What needs to be done:
Omit every image, and transcribe the remaining entries exactly as given.

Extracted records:

━━━━

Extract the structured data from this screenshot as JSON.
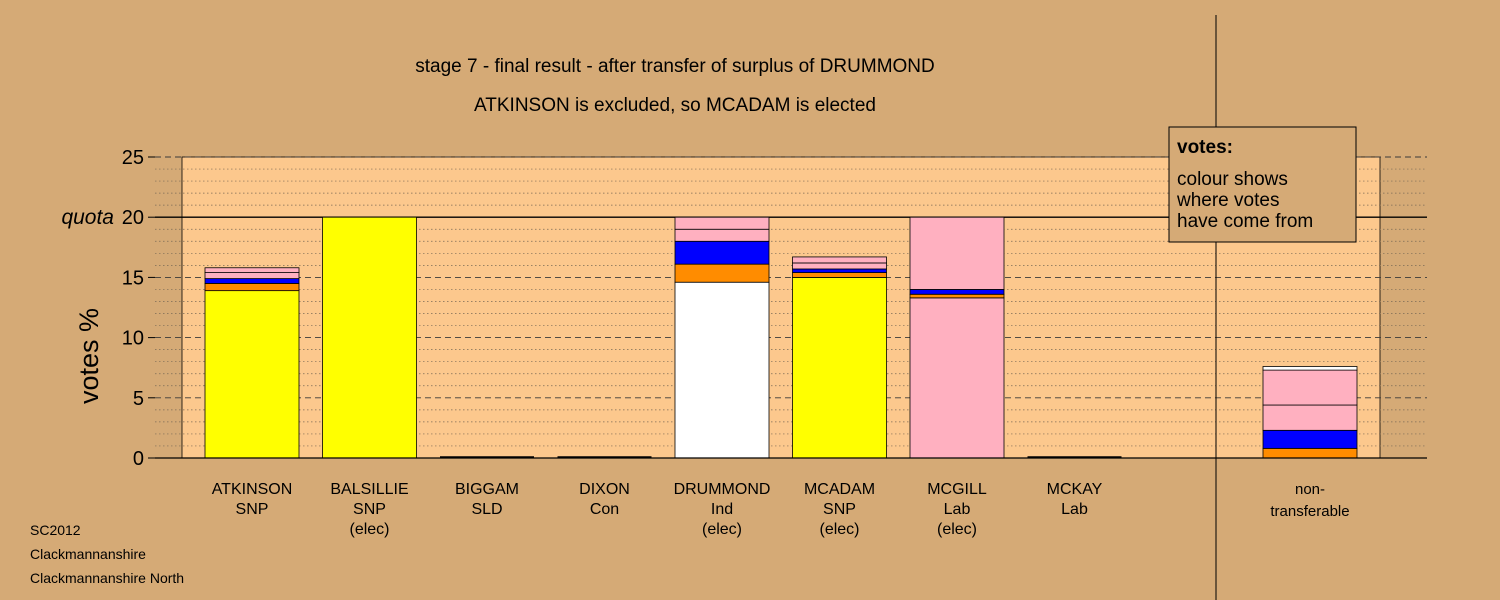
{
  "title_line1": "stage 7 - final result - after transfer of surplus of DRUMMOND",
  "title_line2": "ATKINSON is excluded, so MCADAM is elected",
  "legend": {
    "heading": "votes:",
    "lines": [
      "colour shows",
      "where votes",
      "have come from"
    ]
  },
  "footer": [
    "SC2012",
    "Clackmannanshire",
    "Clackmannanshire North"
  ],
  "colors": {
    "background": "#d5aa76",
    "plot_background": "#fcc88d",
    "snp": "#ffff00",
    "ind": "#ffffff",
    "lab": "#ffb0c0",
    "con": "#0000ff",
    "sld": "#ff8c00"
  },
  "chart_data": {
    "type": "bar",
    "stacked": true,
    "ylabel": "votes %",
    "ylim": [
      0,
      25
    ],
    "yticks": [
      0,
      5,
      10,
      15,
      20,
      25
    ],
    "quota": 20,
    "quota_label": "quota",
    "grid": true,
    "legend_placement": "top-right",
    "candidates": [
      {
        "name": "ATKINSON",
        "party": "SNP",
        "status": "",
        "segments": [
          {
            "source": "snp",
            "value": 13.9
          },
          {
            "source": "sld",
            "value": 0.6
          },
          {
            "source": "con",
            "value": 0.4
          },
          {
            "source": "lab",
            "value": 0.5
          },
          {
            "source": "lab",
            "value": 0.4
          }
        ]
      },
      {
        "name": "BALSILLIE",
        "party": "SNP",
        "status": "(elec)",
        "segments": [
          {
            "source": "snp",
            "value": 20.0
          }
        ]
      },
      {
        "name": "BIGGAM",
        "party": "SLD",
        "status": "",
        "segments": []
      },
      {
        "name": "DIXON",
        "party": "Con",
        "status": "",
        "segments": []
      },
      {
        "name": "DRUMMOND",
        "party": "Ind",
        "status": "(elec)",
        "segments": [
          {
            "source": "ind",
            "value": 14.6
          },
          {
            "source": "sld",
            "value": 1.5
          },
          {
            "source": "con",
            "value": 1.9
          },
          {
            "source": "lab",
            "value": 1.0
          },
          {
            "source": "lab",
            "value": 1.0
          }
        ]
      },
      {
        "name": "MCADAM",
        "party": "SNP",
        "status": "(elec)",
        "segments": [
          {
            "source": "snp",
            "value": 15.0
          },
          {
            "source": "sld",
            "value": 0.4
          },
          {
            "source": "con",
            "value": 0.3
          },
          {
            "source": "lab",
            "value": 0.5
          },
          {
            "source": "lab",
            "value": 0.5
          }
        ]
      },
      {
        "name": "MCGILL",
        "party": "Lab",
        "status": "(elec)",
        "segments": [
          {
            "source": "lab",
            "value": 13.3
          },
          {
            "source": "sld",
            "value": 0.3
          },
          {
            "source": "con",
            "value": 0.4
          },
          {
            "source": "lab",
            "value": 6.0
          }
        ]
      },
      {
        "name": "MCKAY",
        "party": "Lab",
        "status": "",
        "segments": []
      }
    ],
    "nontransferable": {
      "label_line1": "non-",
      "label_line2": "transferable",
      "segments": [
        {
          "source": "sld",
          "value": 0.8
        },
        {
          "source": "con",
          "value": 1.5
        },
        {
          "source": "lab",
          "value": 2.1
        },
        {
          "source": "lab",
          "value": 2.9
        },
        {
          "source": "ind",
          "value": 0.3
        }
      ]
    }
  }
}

━━━━

Task answer:
Extract the structured data from this screenshot as JSON.
{
  "title_line1": "stage 7 - final result - after transfer of surplus of DRUMMOND",
  "title_line2": "ATKINSON is excluded, so MCADAM is elected",
  "legend": {
    "heading": "votes:",
    "lines": [
      "colour shows",
      "where votes",
      "have come from"
    ]
  },
  "footer": [
    "SC2012",
    "Clackmannanshire",
    "Clackmannanshire North"
  ],
  "colors": {
    "background": "#d5aa76",
    "plot_background": "#fcc88d",
    "snp": "#ffff00",
    "ind": "#ffffff",
    "lab": "#ffb0c0",
    "con": "#0000ff",
    "sld": "#ff8c00"
  },
  "chart_data": {
    "type": "bar",
    "stacked": true,
    "ylabel": "votes %",
    "ylim": [
      0,
      25
    ],
    "yticks": [
      0,
      5,
      10,
      15,
      20,
      25
    ],
    "quota": 20,
    "quota_label": "quota",
    "grid": true,
    "legend_placement": "top-right",
    "candidates": [
      {
        "name": "ATKINSON",
        "party": "SNP",
        "status": "",
        "segments": [
          {
            "source": "snp",
            "value": 13.9
          },
          {
            "source": "sld",
            "value": 0.6
          },
          {
            "source": "con",
            "value": 0.4
          },
          {
            "source": "lab",
            "value": 0.5
          },
          {
            "source": "lab",
            "value": 0.4
          }
        ]
      },
      {
        "name": "BALSILLIE",
        "party": "SNP",
        "status": "(elec)",
        "segments": [
          {
            "source": "snp",
            "value": 20.0
          }
        ]
      },
      {
        "name": "BIGGAM",
        "party": "SLD",
        "status": "",
        "segments": []
      },
      {
        "name": "DIXON",
        "party": "Con",
        "status": "",
        "segments": []
      },
      {
        "name": "DRUMMOND",
        "party": "Ind",
        "status": "(elec)",
        "segments": [
          {
            "source": "ind",
            "value": 14.6
          },
          {
            "source": "sld",
            "value": 1.5
          },
          {
            "source": "con",
            "value": 1.9
          },
          {
            "source": "lab",
            "value": 1.0
          },
          {
            "source": "lab",
            "value": 1.0
          }
        ]
      },
      {
        "name": "MCADAM",
        "party": "SNP",
        "status": "(elec)",
        "segments": [
          {
            "source": "snp",
            "value": 15.0
          },
          {
            "source": "sld",
            "value": 0.4
          },
          {
            "source": "con",
            "value": 0.3
          },
          {
            "source": "lab",
            "value": 0.5
          },
          {
            "source": "lab",
            "value": 0.5
          }
        ]
      },
      {
        "name": "MCGILL",
        "party": "Lab",
        "status": "(elec)",
        "segments": [
          {
            "source": "lab",
            "value": 13.3
          },
          {
            "source": "sld",
            "value": 0.3
          },
          {
            "source": "con",
            "value": 0.4
          },
          {
            "source": "lab",
            "value": 6.0
          }
        ]
      },
      {
        "name": "MCKAY",
        "party": "Lab",
        "status": "",
        "segments": []
      }
    ],
    "nontransferable": {
      "label_line1": "non-",
      "label_line2": "transferable",
      "segments": [
        {
          "source": "sld",
          "value": 0.8
        },
        {
          "source": "con",
          "value": 1.5
        },
        {
          "source": "lab",
          "value": 2.1
        },
        {
          "source": "lab",
          "value": 2.9
        },
        {
          "source": "ind",
          "value": 0.3
        }
      ]
    }
  }
}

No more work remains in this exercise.